Write the records out again, precisely as they stand.

*Data to use*
┌──

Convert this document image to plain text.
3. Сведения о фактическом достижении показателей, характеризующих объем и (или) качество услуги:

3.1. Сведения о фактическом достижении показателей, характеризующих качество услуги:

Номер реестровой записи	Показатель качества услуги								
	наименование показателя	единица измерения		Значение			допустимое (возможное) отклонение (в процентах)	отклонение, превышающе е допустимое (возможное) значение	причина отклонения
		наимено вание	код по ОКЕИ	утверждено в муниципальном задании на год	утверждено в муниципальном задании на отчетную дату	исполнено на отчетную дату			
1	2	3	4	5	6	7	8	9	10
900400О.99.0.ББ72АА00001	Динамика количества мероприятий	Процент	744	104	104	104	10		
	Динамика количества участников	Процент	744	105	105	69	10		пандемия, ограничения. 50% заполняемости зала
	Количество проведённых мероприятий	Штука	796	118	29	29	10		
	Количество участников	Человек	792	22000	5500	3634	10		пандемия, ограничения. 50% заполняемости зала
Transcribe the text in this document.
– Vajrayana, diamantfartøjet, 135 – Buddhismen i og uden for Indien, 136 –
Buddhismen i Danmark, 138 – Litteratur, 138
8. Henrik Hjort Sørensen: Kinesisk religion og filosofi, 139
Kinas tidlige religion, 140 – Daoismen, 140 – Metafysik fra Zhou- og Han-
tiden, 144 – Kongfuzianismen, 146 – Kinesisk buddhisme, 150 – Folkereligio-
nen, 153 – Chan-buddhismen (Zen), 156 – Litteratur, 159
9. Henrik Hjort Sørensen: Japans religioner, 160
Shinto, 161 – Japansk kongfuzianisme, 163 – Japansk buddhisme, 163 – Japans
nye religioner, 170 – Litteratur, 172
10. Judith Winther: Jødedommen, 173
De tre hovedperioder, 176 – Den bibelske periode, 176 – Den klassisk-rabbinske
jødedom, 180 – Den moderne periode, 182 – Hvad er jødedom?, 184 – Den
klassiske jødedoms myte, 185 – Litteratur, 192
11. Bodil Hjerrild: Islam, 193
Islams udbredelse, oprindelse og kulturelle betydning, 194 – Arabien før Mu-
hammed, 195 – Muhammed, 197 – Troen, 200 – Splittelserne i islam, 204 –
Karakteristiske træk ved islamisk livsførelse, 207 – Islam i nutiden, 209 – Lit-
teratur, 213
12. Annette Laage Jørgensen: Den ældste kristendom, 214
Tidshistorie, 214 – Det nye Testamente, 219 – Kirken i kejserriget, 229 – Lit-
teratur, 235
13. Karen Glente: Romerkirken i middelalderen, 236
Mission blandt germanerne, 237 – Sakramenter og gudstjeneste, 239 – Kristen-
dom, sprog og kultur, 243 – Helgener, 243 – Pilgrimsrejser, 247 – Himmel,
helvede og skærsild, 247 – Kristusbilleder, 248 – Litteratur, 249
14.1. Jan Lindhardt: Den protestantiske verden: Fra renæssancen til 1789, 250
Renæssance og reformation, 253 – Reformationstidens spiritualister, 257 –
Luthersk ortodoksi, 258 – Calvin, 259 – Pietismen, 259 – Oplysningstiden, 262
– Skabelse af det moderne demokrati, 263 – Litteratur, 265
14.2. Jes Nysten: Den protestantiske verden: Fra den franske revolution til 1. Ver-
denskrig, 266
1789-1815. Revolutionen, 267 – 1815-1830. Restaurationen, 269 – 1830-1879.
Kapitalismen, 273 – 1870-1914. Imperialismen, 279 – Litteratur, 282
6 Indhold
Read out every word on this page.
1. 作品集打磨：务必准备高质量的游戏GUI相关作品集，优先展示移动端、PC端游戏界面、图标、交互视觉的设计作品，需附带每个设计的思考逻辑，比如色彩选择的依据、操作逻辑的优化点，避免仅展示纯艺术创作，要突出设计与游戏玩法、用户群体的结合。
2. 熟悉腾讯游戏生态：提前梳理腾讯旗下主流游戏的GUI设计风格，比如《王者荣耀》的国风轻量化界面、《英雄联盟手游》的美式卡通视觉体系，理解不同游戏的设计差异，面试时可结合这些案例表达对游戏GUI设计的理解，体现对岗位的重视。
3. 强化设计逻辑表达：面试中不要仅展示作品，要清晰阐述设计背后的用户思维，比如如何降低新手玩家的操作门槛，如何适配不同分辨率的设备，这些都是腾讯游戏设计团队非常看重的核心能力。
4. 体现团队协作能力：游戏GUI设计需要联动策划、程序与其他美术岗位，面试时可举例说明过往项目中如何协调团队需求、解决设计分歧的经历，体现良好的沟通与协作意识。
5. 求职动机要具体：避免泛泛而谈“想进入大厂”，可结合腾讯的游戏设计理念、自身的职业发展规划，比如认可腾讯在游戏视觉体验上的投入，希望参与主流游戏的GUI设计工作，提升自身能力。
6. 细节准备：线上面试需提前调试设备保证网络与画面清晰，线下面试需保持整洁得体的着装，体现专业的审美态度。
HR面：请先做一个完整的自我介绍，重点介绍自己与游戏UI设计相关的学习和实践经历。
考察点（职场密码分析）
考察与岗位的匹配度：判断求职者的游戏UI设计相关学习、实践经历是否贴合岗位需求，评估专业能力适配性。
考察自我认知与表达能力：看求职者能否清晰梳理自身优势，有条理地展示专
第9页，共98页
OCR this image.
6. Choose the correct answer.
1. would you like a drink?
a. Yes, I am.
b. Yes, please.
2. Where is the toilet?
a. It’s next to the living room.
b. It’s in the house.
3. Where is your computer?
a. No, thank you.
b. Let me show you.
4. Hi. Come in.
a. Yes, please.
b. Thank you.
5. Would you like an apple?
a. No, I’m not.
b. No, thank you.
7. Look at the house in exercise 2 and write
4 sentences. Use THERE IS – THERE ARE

└──

*Answer for this exercise*
Convert this document image to plain text.
3. Сведения о фактическом достижении показателей, характеризующих объем и (или) качество услуги:

3.1. Сведения о фактическом достижении показателей, характеризующих качество услуги:

Номер реестровой записи	Показатель качества услуги								
	наименование показателя	единица измерения		Значение			допустимое (возможное) отклонение (в процентах)	отклонение, превышающе е допустимое (возможное) значение	причина отклонения
		наимено вание	код по ОКЕИ	утверждено в муниципальном задании на год	утверждено в муниципальном задании на отчетную дату	исполнено на отчетную дату			
1	2	3	4	5	6	7	8	9	10
900400О.99.0.ББ72АА00001	Динамика количества мероприятий	Процент	744	104	104	104	10		
	Динамика количества участников	Процент	744	105	105	69	10		пандемия, ограничения. 50% заполняемости зала
	Количество проведённых мероприятий	Штука	796	118	29	29	10		
	Количество участников	Человек	792	22000	5500	3634	10		пандемия, ограничения. 50% заполняемости зала
Transcribe the text in this document.
– Vajrayana, diamantfartøjet, 135 – Buddhismen i og uden for Indien, 136 –
Buddhismen i Danmark, 138 – Litteratur, 138
8. Henrik Hjort Sørensen: Kinesisk religion og filosofi, 139
Kinas tidlige religion, 140 – Daoismen, 140 – Metafysik fra Zhou- og Han-
tiden, 144 – Kongfuzianismen, 146 – Kinesisk buddhisme, 150 – Folkereligio-
nen, 153 – Chan-buddhismen (Zen), 156 – Litteratur, 159
9. Henrik Hjort Sørensen: Japans religioner, 160
Shinto, 161 – Japansk kongfuzianisme, 163 – Japansk buddhisme, 163 – Japans
nye religioner, 170 – Litteratur, 172
10. Judith Winther: Jødedommen, 173
De tre hovedperioder, 176 – Den bibelske periode, 176 – Den klassisk-rabbinske
jødedom, 180 – Den moderne periode, 182 – Hvad er jødedom?, 184 – Den
klassiske jødedoms myte, 185 – Litteratur, 192
11. Bodil Hjerrild: Islam, 193
Islams udbredelse, oprindelse og kulturelle betydning, 194 – Arabien før Mu-
hammed, 195 – Muhammed, 197 – Troen, 200 – Splittelserne i islam, 204 –
Karakteristiske træk ved islamisk livsførelse, 207 – Islam i nutiden, 209 – Lit-
teratur, 213
12. Annette Laage Jørgensen: Den ældste kristendom, 214
Tidshistorie, 214 – Det nye Testamente, 219 – Kirken i kejserriget, 229 – Lit-
teratur, 235
13. Karen Glente: Romerkirken i middelalderen, 236
Mission blandt germanerne, 237 – Sakramenter og gudstjeneste, 239 – Kristen-
dom, sprog og kultur, 243 – Helgener, 243 – Pilgrimsrejser, 247 – Himmel,
helvede og skærsild, 247 – Kristusbilleder, 248 – Litteratur, 249
14.1. Jan Lindhardt: Den protestantiske verden: Fra renæssancen til 1789, 250
Renæssance og reformation, 253 – Reformationstidens spiritualister, 257 –
Luthersk ortodoksi, 258 – Calvin, 259 – Pietismen, 259 – Oplysningstiden, 262
– Skabelse af det moderne demokrati, 263 – Litteratur, 265
14.2. Jes Nysten: Den protestantiske verden: Fra den franske revolution til 1. Ver-
denskrig, 266
1789-1815. Revolutionen, 267 – 1815-1830. Restaurationen, 269 – 1830-1879.
Kapitalismen, 273 – 1870-1914. Imperialismen, 279 – Litteratur, 282
6 Indhold
Read out every word on this page.
1. 作品集打磨：务必准备高质量的游戏GUI相关作品集，优先展示移动端、PC端游戏界面、图标、交互视觉的设计作品，需附带每个设计的思考逻辑，比如色彩选择的依据、操作逻辑的优化点，避免仅展示纯艺术创作，要突出设计与游戏玩法、用户群体的结合。
2. 熟悉腾讯游戏生态：提前梳理腾讯旗下主流游戏的GUI设计风格，比如《王者荣耀》的国风轻量化界面、《英雄联盟手游》的美式卡通视觉体系，理解不同游戏的设计差异，面试时可结合这些案例表达对游戏GUI设计的理解，体现对岗位的重视。
3. 强化设计逻辑表达：面试中不要仅展示作品，要清晰阐述设计背后的用户思维，比如如何降低新手玩家的操作门槛，如何适配不同分辨率的设备，这些都是腾讯游戏设计团队非常看重的核心能力。
4. 体现团队协作能力：游戏GUI设计需要联动策划、程序与其他美术岗位，面试时可举例说明过往项目中如何协调团队需求、解决设计分歧的经历，体现良好的沟通与协作意识。
5. 求职动机要具体：避免泛泛而谈“想进入大厂”，可结合腾讯的游戏设计理念、自身的职业发展规划，比如认可腾讯在游戏视觉体验上的投入，希望参与主流游戏的GUI设计工作，提升自身能力。
6. 细节准备：线上面试需提前调试设备保证网络与画面清晰，线下面试需保持整洁得体的着装，体现专业的审美态度。
HR面：请先做一个完整的自我介绍，重点介绍自己与游戏UI设计相关的学习和实践经历。
考察点（职场密码分析）
考察与岗位的匹配度：判断求职者的游戏UI设计相关学习、实践经历是否贴合岗位需求，评估专业能力适配性。
考察自我认知与表达能力：看求职者能否清晰梳理自身优势，有条理地展示专
第9页，共98页
OCR this image.
6. Choose the correct answer.
1. would you like a drink?
a. Yes, I am.
b. Yes, please.
2. Where is the toilet?
a. It’s next to the living room.
b. It’s in the house.
3. Where is your computer?
a. No, thank you.
b. Let me show you.
4. Hi. Come in.
a. Yes, please.
b. Thank you.
5. Would you like an apple?
a. No, I’m not.
b. No, thank you.
7. Look at the house in exercise 2 and write
4 sentences. Use THERE IS – THERE ARE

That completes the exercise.